[What is expected] For the material that follows, list every line containing the word "ylabel".

────────

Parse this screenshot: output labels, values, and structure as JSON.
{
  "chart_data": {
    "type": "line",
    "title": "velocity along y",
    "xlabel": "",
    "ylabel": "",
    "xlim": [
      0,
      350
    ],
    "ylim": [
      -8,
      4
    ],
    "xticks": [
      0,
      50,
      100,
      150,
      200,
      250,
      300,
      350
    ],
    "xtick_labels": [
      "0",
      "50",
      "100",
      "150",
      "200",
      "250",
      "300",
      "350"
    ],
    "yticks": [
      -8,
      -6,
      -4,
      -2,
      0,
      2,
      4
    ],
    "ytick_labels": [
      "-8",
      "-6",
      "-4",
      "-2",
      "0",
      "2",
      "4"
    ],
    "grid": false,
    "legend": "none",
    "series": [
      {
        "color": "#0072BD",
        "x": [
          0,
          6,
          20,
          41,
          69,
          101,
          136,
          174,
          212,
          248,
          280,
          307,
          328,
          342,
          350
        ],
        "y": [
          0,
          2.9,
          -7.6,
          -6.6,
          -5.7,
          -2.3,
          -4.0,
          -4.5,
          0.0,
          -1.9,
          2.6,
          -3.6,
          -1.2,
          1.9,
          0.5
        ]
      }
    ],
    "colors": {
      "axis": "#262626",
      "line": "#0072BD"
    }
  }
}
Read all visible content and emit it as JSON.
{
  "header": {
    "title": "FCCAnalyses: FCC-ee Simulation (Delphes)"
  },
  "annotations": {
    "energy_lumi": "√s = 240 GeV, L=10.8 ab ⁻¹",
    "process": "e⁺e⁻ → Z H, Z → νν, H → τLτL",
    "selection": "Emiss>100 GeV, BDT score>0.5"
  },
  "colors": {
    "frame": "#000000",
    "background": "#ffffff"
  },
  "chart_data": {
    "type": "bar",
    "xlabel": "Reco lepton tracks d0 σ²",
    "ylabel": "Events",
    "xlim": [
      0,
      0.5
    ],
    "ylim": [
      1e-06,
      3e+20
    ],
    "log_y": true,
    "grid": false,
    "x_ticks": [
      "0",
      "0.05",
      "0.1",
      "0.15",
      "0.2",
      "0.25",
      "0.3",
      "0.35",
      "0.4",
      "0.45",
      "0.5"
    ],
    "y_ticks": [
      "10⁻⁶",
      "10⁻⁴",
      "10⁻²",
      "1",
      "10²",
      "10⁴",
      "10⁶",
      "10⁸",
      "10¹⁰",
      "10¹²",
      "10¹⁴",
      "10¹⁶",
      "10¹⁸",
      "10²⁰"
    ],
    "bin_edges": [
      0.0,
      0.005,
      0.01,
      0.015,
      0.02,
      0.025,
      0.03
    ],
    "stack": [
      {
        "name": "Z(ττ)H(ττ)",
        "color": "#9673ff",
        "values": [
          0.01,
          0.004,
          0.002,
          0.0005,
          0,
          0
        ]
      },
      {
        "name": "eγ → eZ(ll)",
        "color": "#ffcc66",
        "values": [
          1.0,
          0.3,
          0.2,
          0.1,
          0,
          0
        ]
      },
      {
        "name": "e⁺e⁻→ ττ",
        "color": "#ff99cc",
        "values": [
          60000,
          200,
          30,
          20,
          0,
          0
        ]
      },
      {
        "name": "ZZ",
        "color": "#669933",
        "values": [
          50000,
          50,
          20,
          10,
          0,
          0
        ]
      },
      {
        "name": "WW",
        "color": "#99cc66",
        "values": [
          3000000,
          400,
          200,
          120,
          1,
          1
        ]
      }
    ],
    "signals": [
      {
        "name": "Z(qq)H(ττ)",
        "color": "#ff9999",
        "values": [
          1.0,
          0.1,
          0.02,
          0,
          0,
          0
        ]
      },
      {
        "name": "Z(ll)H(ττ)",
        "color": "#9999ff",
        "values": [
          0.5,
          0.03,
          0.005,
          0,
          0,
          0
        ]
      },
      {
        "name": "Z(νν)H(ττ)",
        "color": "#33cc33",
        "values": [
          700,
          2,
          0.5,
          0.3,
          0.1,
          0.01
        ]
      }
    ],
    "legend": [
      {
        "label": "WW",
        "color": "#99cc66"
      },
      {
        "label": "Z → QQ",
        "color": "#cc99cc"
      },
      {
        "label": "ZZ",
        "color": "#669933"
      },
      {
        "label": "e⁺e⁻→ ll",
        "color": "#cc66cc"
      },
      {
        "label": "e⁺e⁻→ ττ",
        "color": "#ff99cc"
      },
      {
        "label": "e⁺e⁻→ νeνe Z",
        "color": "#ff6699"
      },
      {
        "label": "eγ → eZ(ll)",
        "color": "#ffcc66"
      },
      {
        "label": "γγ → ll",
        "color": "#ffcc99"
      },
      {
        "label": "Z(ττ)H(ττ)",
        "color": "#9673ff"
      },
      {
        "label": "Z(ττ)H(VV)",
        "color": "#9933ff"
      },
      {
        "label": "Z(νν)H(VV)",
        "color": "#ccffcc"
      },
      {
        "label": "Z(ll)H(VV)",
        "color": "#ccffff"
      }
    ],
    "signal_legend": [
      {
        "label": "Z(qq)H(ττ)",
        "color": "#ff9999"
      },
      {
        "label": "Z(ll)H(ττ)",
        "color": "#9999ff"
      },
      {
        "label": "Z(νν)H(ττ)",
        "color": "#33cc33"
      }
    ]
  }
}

────────

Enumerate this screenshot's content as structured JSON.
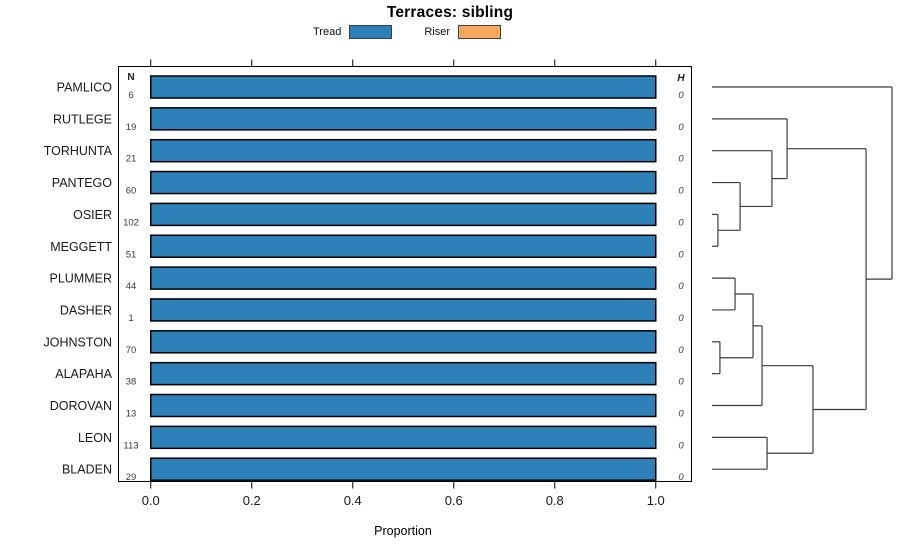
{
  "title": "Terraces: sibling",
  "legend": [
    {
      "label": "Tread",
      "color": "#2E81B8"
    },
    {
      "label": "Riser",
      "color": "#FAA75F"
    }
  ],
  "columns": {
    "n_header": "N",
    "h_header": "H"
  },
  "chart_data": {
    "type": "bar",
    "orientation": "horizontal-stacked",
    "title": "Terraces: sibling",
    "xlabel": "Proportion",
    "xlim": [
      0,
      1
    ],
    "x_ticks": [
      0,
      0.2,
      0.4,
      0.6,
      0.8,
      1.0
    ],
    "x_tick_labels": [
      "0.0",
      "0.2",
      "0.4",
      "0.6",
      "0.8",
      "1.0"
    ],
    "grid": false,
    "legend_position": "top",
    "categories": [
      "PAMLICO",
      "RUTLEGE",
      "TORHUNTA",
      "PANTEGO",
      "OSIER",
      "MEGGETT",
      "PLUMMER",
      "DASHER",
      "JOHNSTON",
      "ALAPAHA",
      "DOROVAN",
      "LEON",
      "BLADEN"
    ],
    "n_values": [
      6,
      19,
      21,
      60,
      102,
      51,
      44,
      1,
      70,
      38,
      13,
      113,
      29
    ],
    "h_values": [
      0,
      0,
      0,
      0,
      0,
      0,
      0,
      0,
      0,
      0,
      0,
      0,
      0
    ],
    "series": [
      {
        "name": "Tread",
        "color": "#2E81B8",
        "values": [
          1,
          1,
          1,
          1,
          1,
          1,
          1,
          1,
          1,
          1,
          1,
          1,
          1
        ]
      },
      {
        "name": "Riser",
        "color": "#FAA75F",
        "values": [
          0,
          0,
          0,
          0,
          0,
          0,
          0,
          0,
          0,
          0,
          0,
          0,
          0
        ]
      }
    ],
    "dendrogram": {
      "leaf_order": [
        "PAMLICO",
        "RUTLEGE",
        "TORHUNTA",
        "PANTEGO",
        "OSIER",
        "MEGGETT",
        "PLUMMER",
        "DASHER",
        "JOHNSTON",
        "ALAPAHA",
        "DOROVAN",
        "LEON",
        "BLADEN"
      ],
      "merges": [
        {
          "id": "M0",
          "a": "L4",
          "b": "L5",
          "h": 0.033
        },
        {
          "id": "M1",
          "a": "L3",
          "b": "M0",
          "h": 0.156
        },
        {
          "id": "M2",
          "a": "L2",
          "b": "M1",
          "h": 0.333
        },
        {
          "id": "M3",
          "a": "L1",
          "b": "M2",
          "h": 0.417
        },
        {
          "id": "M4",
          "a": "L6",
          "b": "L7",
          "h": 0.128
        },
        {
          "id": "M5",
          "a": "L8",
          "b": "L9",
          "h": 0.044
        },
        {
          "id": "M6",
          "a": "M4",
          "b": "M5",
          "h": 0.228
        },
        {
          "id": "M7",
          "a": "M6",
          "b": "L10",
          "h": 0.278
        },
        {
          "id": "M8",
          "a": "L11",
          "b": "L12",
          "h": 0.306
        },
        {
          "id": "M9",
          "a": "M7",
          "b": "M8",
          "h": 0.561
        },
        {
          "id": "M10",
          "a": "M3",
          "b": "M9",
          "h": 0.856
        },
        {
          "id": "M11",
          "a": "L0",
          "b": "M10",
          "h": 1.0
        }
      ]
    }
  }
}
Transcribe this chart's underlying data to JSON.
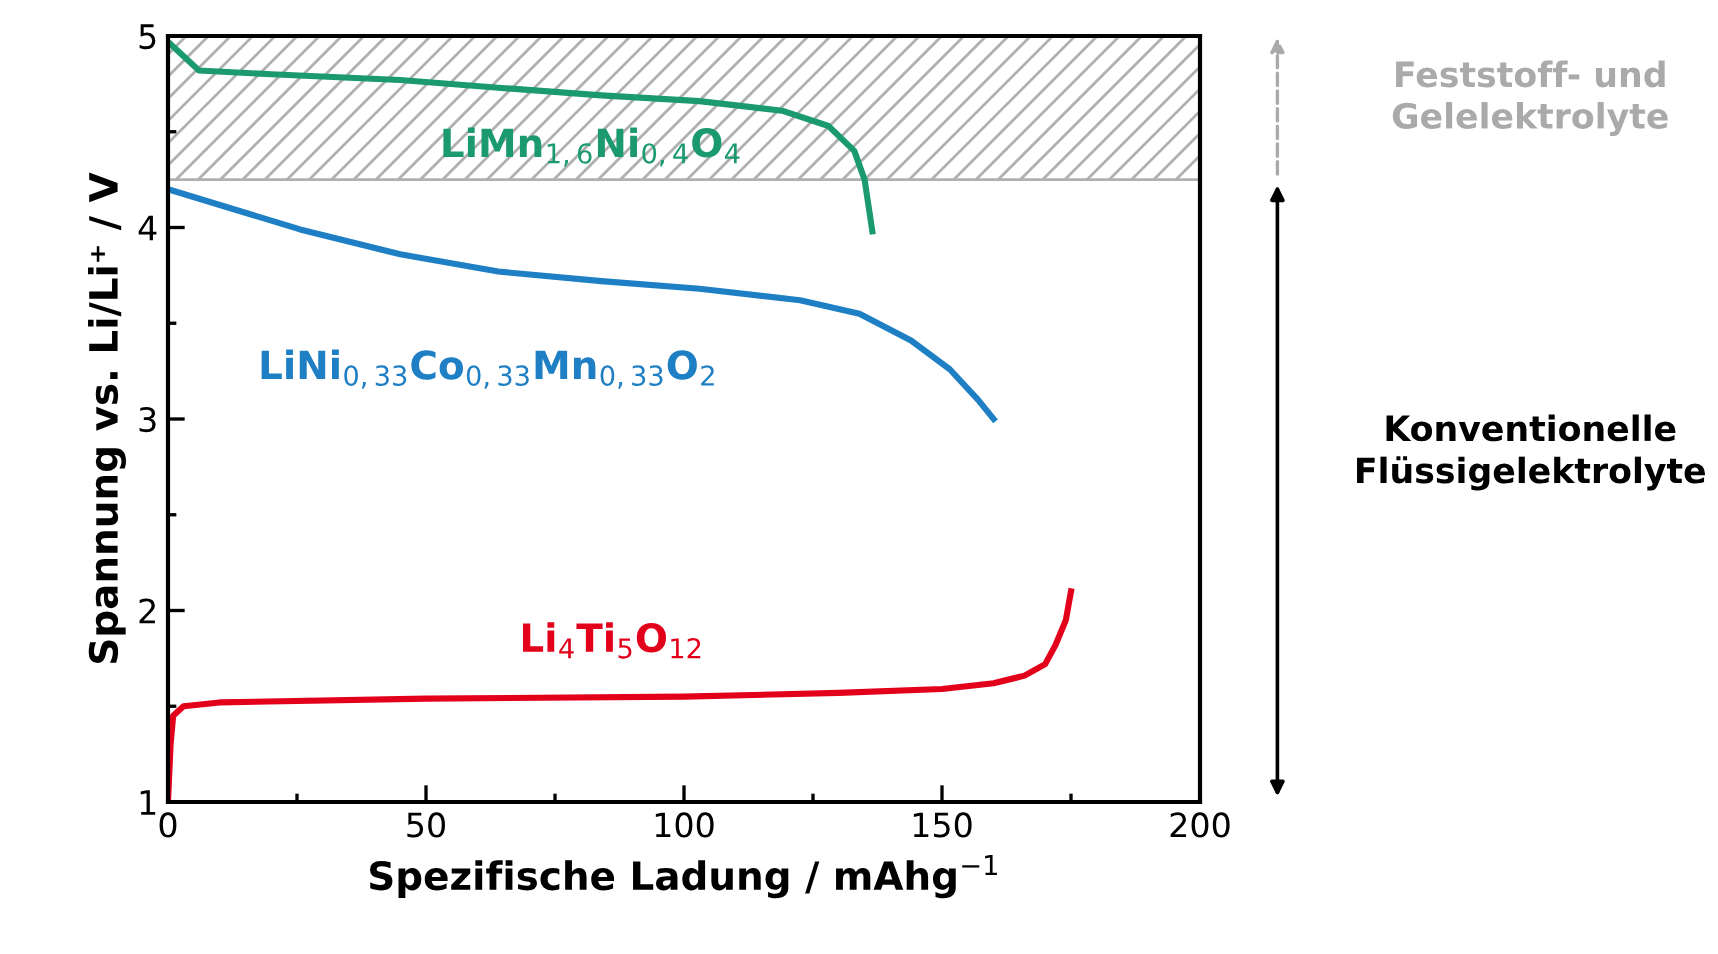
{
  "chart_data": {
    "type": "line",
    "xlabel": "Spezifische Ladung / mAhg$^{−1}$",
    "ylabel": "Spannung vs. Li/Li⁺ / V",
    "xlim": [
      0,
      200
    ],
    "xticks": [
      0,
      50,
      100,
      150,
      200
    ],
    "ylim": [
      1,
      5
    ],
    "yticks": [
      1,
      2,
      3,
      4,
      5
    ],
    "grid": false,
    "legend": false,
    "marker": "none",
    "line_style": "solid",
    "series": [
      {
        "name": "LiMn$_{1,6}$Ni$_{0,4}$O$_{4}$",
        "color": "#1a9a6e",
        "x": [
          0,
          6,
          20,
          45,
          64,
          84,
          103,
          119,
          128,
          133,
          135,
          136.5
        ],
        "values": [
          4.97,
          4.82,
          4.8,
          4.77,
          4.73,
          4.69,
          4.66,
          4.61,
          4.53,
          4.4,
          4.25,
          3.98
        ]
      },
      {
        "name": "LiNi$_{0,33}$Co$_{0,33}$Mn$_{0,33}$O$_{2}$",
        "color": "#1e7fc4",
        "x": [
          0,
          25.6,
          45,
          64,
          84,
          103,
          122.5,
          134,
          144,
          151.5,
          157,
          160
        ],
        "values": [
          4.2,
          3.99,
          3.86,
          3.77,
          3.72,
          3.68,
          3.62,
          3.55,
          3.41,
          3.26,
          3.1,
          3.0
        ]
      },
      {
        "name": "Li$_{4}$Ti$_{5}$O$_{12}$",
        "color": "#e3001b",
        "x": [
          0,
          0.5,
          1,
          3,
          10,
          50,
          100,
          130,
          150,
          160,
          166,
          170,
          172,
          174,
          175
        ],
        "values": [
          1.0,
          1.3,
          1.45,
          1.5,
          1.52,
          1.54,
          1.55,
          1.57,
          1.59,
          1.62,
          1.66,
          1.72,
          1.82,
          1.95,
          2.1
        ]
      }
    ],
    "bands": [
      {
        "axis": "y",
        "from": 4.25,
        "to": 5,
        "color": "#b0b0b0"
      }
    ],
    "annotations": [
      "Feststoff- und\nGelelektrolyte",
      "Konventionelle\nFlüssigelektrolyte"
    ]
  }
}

────────

[Solved exercise]
    "ylabel": "",
    "ylabel": "Events",
    "ylabel": "Spannung vs. Li/Li⁺ / V",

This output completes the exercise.